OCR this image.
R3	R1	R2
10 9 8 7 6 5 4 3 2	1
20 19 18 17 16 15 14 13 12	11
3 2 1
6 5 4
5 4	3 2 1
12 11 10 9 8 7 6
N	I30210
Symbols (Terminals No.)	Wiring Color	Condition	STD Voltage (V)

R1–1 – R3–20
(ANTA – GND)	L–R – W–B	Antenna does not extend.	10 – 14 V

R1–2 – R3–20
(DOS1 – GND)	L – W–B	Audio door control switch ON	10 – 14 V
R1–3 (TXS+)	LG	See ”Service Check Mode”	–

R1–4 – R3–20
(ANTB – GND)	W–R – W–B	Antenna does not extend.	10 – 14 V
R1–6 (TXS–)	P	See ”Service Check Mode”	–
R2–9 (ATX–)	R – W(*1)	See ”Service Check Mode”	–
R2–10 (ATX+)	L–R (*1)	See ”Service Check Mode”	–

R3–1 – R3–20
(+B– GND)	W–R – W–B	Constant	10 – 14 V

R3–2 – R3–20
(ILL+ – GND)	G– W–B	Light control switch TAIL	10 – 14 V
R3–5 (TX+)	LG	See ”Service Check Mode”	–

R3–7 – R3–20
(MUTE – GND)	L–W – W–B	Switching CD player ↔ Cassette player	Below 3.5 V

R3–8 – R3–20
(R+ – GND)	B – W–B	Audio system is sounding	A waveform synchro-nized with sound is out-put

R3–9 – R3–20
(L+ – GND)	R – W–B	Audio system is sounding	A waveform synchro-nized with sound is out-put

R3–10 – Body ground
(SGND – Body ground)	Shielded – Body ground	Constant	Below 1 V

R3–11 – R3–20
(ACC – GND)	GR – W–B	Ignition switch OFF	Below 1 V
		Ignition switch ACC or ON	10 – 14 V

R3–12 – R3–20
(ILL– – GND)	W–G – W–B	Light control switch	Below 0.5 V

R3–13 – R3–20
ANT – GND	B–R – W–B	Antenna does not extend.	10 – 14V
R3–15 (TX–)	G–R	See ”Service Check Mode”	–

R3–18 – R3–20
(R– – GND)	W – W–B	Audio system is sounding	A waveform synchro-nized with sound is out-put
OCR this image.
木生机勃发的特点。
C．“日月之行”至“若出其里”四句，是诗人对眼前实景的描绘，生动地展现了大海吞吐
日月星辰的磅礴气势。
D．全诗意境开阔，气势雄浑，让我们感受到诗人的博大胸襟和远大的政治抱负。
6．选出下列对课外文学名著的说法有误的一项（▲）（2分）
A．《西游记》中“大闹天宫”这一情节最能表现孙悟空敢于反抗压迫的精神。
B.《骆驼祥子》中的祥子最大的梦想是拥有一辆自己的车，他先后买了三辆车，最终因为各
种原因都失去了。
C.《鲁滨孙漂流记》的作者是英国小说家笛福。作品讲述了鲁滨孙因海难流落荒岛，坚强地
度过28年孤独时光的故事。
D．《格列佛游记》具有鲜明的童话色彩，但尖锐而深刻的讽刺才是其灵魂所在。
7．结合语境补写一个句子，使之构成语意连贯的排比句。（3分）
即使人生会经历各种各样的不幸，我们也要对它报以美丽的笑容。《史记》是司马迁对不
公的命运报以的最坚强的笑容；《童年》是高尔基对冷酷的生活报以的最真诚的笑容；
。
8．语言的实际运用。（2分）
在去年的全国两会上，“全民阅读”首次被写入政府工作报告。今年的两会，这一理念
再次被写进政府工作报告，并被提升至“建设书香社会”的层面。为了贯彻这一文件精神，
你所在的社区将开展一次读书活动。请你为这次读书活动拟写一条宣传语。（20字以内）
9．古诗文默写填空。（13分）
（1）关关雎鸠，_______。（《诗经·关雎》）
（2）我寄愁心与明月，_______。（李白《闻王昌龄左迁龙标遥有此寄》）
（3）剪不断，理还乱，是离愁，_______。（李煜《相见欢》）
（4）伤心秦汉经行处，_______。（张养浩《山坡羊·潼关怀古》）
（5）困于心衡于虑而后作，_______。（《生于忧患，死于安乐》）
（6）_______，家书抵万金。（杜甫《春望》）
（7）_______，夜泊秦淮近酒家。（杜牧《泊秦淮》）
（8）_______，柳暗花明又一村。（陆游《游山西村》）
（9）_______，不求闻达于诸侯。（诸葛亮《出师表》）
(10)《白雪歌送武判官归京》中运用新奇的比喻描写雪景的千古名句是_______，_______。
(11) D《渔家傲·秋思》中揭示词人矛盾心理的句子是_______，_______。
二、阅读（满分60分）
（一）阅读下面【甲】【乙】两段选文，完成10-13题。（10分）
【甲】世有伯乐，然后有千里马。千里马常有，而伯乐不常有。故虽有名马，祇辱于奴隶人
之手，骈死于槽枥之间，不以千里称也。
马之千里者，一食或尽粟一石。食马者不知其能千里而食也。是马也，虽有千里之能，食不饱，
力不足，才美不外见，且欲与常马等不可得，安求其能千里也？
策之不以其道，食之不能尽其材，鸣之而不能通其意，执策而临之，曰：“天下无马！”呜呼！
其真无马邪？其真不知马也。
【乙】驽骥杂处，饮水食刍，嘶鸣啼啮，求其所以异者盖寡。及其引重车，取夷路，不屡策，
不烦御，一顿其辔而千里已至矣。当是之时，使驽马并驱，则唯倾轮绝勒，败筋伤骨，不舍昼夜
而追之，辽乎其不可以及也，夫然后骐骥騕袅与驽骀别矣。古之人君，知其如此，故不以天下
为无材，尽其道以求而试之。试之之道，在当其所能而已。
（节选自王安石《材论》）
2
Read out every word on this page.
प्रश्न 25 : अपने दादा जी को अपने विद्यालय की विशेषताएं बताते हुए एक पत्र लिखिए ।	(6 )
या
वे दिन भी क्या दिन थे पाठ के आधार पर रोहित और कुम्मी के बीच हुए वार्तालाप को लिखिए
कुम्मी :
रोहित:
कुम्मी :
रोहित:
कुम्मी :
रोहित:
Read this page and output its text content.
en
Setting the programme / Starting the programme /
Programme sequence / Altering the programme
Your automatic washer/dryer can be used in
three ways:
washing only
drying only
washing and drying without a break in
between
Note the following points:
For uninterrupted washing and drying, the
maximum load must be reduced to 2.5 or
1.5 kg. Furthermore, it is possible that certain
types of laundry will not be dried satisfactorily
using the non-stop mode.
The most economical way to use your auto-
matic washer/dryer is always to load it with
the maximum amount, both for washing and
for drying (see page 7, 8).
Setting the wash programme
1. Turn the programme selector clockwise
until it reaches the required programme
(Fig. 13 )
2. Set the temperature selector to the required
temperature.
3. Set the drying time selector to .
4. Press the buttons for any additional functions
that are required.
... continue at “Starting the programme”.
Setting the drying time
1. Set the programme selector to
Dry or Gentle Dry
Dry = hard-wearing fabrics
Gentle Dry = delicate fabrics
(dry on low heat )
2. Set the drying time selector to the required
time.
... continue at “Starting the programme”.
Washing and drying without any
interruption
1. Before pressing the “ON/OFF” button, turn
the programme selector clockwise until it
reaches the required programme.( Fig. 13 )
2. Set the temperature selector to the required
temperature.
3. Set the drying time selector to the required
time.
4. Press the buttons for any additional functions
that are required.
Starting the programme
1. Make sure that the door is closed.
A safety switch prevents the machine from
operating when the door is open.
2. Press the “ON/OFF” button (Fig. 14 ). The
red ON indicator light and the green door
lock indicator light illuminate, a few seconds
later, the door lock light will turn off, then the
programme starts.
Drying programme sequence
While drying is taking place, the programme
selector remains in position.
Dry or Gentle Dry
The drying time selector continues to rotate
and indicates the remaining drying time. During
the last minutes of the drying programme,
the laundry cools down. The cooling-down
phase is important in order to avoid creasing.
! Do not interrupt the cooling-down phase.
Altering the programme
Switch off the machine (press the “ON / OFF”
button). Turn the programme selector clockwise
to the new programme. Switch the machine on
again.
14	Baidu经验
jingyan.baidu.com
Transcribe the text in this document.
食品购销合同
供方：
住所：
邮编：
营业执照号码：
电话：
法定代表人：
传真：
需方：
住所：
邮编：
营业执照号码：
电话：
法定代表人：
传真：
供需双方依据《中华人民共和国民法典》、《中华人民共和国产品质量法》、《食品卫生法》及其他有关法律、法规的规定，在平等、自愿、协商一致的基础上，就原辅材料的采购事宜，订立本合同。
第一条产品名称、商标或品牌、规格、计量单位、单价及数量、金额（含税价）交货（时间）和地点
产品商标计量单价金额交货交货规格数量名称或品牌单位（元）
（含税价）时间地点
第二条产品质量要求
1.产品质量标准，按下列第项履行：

####

Output only the lines running from the line with "Transcribe the text in this document." through the final line of the data, inclusive.

__Full solution__:
Transcribe the text in this document.
食品购销合同
供方：
住所：
邮编：
营业执照号码：
电话：
法定代表人：
传真：
需方：
住所：
邮编：
营业执照号码：
电话：
法定代表人：
传真：
供需双方依据《中华人民共和国民法典》、《中华人民共和国产品质量法》、《食品卫生法》及其他有关法律、法规的规定，在平等、自愿、协商一致的基础上，就原辅材料的采购事宜，订立本合同。
第一条产品名称、商标或品牌、规格、计量单位、单价及数量、金额（含税价）交货（时间）和地点
产品商标计量单价金额交货交货规格数量名称或品牌单位（元）
（含税价）时间地点
第二条产品质量要求
1.产品质量标准，按下列第项履行：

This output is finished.